> _WHAT YOU ARE ASKED TO DO_
Every record below should be printed exactly as given.

(Figure data in JSON)
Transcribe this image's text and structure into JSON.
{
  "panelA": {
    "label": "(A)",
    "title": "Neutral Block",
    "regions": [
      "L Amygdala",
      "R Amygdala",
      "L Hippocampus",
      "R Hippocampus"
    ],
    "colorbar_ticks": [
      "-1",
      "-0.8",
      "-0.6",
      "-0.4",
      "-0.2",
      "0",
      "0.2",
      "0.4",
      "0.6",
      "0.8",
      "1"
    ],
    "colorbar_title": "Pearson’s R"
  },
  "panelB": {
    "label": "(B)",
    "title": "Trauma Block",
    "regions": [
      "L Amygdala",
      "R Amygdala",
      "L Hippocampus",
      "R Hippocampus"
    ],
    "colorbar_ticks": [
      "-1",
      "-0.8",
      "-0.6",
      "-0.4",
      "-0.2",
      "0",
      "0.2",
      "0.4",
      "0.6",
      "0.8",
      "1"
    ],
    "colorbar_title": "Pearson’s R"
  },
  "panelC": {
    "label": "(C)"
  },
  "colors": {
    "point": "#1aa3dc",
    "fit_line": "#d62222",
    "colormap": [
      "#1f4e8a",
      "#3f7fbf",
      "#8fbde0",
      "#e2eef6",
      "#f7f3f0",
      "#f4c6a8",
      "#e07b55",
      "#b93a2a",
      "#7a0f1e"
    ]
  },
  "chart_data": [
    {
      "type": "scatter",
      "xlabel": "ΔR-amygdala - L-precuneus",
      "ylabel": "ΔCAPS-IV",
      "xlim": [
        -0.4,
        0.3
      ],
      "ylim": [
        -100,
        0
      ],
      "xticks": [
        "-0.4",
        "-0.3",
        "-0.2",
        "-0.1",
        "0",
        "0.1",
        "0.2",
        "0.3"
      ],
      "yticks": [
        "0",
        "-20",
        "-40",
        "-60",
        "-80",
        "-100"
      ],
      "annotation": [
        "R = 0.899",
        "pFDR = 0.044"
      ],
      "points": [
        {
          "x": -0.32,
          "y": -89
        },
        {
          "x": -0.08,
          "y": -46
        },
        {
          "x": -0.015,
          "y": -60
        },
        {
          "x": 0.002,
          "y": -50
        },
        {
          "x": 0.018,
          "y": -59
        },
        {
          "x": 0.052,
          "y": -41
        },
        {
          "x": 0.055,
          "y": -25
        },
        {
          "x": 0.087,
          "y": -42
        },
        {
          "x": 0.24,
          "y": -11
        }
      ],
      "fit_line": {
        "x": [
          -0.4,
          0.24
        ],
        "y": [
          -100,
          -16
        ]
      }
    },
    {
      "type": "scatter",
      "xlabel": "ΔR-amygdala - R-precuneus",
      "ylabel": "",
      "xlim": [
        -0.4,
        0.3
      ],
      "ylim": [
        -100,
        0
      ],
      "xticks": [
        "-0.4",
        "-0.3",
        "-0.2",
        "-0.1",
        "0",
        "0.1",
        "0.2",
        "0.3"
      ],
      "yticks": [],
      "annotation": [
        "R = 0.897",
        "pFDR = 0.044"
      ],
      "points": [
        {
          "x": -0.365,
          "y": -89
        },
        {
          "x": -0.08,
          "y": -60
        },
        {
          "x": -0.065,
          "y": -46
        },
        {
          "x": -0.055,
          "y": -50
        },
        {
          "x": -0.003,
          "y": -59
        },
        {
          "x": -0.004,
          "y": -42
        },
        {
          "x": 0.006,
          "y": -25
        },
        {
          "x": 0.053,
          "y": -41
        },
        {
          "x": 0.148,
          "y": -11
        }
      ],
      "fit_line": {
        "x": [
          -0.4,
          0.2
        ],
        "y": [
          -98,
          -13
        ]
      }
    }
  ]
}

> _FINISHED EXERCISE_
Transcribe this image's text and structure into JSON.
{
  "panelA": {
    "label": "(A)",
    "title": "Neutral Block",
    "regions": [
      "L Amygdala",
      "R Amygdala",
      "L Hippocampus",
      "R Hippocampus"
    ],
    "colorbar_ticks": [
      "-1",
      "-0.8",
      "-0.6",
      "-0.4",
      "-0.2",
      "0",
      "0.2",
      "0.4",
      "0.6",
      "0.8",
      "1"
    ],
    "colorbar_title": "Pearson’s R"
  },
  "panelB": {
    "label": "(B)",
    "title": "Trauma Block",
    "regions": [
      "L Amygdala",
      "R Amygdala",
      "L Hippocampus",
      "R Hippocampus"
    ],
    "colorbar_ticks": [
      "-1",
      "-0.8",
      "-0.6",
      "-0.4",
      "-0.2",
      "0",
      "0.2",
      "0.4",
      "0.6",
      "0.8",
      "1"
    ],
    "colorbar_title": "Pearson’s R"
  },
  "panelC": {
    "label": "(C)"
  },
  "colors": {
    "point": "#1aa3dc",
    "fit_line": "#d62222",
    "colormap": [
      "#1f4e8a",
      "#3f7fbf",
      "#8fbde0",
      "#e2eef6",
      "#f7f3f0",
      "#f4c6a8",
      "#e07b55",
      "#b93a2a",
      "#7a0f1e"
    ]
  },
  "chart_data": [
    {
      "type": "scatter",
      "xlabel": "ΔR-amygdala - L-precuneus",
      "ylabel": "ΔCAPS-IV",
      "xlim": [
        -0.4,
        0.3
      ],
      "ylim": [
        -100,
        0
      ],
      "xticks": [
        "-0.4",
        "-0.3",
        "-0.2",
        "-0.1",
        "0",
        "0.1",
        "0.2",
        "0.3"
      ],
      "yticks": [
        "0",
        "-20",
        "-40",
        "-60",
        "-80",
        "-100"
      ],
      "annotation": [
        "R = 0.899",
        "pFDR = 0.044"
      ],
      "points": [
        {
          "x": -0.32,
          "y": -89
        },
        {
          "x": -0.08,
          "y": -46
        },
        {
          "x": -0.015,
          "y": -60
        },
        {
          "x": 0.002,
          "y": -50
        },
        {
          "x": 0.018,
          "y": -59
        },
        {
          "x": 0.052,
          "y": -41
        },
        {
          "x": 0.055,
          "y": -25
        },
        {
          "x": 0.087,
          "y": -42
        },
        {
          "x": 0.24,
          "y": -11
        }
      ],
      "fit_line": {
        "x": [
          -0.4,
          0.24
        ],
        "y": [
          -100,
          -16
        ]
      }
    },
    {
      "type": "scatter",
      "xlabel": "ΔR-amygdala - R-precuneus",
      "ylabel": "",
      "xlim": [
        -0.4,
        0.3
      ],
      "ylim": [
        -100,
        0
      ],
      "xticks": [
        "-0.4",
        "-0.3",
        "-0.2",
        "-0.1",
        "0",
        "0.1",
        "0.2",
        "0.3"
      ],
      "yticks": [],
      "annotation": [
        "R = 0.897",
        "pFDR = 0.044"
      ],
      "points": [
        {
          "x": -0.365,
          "y": -89
        },
        {
          "x": -0.08,
          "y": -60
        },
        {
          "x": -0.065,
          "y": -46
        },
        {
          "x": -0.055,
          "y": -50
        },
        {
          "x": -0.003,
          "y": -59
        },
        {
          "x": -0.004,
          "y": -42
        },
        {
          "x": 0.006,
          "y": -25
        },
        {
          "x": 0.053,
          "y": -41
        },
        {
          "x": 0.148,
          "y": -11
        }
      ],
      "fit_line": {
        "x": [
          -0.4,
          0.2
        ],
        "y": [
          -98,
          -13
        ]
      }
    }
  ]
}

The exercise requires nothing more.